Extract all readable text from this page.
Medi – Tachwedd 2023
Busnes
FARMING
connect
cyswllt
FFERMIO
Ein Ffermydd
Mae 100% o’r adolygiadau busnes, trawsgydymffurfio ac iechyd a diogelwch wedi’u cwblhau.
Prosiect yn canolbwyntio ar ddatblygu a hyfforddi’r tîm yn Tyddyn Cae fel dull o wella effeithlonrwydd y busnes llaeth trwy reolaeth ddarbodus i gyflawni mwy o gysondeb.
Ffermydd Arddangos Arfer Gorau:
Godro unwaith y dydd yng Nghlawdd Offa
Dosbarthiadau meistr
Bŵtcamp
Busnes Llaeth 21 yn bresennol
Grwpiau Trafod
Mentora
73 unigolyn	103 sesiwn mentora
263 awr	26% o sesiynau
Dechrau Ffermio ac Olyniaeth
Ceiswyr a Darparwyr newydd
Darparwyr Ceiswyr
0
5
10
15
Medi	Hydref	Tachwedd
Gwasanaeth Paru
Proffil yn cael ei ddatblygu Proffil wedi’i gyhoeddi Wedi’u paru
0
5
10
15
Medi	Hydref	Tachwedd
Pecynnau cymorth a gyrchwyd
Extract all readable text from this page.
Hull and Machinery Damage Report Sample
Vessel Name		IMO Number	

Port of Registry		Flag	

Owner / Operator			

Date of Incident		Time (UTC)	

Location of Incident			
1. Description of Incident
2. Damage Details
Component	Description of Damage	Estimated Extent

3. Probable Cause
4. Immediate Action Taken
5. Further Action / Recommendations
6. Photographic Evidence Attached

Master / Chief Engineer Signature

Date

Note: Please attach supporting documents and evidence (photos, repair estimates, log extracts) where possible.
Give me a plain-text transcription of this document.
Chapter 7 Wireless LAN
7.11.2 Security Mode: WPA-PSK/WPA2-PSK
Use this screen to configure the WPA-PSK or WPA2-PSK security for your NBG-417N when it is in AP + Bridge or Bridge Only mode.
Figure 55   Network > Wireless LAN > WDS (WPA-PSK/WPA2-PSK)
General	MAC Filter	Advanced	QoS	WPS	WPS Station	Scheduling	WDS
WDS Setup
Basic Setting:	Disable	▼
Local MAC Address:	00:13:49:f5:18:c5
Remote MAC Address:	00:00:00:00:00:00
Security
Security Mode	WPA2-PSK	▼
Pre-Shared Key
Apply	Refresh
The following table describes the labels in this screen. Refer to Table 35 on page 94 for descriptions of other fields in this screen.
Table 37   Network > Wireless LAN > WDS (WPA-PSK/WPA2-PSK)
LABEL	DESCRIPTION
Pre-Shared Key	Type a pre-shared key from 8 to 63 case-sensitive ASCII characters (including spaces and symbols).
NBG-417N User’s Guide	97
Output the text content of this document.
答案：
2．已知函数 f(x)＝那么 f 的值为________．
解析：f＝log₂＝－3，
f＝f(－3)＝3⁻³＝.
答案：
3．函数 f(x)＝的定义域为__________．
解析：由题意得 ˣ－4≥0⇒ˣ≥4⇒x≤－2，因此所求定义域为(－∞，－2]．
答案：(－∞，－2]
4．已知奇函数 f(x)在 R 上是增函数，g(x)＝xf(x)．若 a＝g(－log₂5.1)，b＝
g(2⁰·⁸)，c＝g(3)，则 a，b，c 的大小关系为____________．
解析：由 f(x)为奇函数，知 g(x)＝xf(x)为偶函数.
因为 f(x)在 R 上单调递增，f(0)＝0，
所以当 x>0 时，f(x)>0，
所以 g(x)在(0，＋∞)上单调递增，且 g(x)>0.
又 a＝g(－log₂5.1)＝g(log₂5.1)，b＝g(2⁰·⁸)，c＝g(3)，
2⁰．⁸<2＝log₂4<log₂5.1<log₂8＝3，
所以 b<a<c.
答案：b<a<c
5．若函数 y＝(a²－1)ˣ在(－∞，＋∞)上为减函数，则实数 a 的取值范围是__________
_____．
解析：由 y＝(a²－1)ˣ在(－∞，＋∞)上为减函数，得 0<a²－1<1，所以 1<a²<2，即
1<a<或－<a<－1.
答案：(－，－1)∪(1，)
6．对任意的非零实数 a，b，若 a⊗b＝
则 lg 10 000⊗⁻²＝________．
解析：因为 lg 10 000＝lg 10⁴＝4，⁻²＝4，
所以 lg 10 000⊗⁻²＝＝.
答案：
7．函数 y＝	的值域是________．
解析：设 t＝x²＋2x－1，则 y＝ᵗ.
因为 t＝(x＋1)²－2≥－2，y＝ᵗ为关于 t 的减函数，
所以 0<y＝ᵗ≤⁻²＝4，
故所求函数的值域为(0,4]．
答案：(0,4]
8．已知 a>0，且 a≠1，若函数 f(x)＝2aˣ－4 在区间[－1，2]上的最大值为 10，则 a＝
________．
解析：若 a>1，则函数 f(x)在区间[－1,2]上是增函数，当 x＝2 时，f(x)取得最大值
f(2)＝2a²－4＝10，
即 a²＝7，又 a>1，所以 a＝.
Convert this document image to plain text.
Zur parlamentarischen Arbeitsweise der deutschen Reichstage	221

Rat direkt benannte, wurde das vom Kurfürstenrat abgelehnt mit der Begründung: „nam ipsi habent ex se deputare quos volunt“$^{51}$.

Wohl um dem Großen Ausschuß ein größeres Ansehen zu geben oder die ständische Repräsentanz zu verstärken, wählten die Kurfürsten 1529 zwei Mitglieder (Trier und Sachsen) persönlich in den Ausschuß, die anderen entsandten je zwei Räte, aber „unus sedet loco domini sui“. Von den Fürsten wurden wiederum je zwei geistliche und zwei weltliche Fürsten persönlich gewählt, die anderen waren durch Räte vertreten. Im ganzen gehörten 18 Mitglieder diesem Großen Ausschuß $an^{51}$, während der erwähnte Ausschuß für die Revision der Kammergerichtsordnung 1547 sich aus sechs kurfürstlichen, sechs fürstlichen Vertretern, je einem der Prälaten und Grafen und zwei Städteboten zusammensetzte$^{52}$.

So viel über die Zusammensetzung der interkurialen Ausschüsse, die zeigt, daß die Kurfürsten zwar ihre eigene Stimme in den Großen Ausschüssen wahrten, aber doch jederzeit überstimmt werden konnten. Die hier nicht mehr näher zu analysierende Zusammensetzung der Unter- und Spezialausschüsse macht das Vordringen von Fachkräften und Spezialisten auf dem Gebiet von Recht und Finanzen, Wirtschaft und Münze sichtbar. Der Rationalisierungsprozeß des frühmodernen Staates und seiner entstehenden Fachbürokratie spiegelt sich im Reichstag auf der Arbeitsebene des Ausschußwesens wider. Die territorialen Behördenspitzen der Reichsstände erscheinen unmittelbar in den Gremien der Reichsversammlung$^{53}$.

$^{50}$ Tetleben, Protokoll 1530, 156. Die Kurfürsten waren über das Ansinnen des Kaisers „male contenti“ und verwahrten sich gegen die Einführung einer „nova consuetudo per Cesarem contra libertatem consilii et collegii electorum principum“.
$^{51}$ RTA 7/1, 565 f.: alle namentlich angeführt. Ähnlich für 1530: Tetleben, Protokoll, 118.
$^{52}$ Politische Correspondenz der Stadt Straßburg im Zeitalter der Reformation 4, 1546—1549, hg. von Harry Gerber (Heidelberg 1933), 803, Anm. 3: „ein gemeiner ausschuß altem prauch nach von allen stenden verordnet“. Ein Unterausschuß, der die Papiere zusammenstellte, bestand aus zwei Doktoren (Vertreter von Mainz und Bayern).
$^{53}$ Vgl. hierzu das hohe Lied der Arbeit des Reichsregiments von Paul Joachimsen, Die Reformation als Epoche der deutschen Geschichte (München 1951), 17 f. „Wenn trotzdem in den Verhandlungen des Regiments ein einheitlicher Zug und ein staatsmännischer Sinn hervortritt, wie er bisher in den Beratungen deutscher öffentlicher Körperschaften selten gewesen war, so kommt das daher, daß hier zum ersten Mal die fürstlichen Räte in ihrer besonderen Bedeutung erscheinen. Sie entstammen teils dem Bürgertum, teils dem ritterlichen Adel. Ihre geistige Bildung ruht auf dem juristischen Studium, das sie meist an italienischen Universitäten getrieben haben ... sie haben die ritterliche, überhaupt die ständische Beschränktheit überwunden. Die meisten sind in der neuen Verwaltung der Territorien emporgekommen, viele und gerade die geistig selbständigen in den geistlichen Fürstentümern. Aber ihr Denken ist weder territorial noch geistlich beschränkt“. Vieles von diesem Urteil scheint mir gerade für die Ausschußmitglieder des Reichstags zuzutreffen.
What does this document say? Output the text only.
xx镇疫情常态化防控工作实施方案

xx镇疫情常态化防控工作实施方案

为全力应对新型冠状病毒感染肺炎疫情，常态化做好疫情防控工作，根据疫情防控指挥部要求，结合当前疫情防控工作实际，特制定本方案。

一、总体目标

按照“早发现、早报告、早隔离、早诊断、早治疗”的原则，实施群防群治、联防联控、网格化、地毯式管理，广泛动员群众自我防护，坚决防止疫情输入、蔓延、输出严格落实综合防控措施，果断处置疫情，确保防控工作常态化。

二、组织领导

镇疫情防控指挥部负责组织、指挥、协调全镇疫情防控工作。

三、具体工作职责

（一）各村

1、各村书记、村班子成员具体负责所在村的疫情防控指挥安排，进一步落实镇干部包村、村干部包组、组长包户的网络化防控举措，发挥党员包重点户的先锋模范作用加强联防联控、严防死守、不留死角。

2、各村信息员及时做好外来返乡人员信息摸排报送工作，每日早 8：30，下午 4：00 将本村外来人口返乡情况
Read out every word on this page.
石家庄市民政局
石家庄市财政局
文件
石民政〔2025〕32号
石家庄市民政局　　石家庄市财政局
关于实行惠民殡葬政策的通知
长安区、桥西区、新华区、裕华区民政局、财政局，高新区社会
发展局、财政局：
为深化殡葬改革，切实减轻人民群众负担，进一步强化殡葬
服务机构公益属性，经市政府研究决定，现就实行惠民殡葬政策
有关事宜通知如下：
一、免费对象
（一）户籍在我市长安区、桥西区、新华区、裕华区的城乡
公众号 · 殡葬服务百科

> _Directions_
Copy the lines from the entries above in which the word "Address" appears.

> _Answer to this exercise_
Local MAC Address:	00:13:49:f5:18:c5
Remote MAC Address:	00:00:00:00:00:00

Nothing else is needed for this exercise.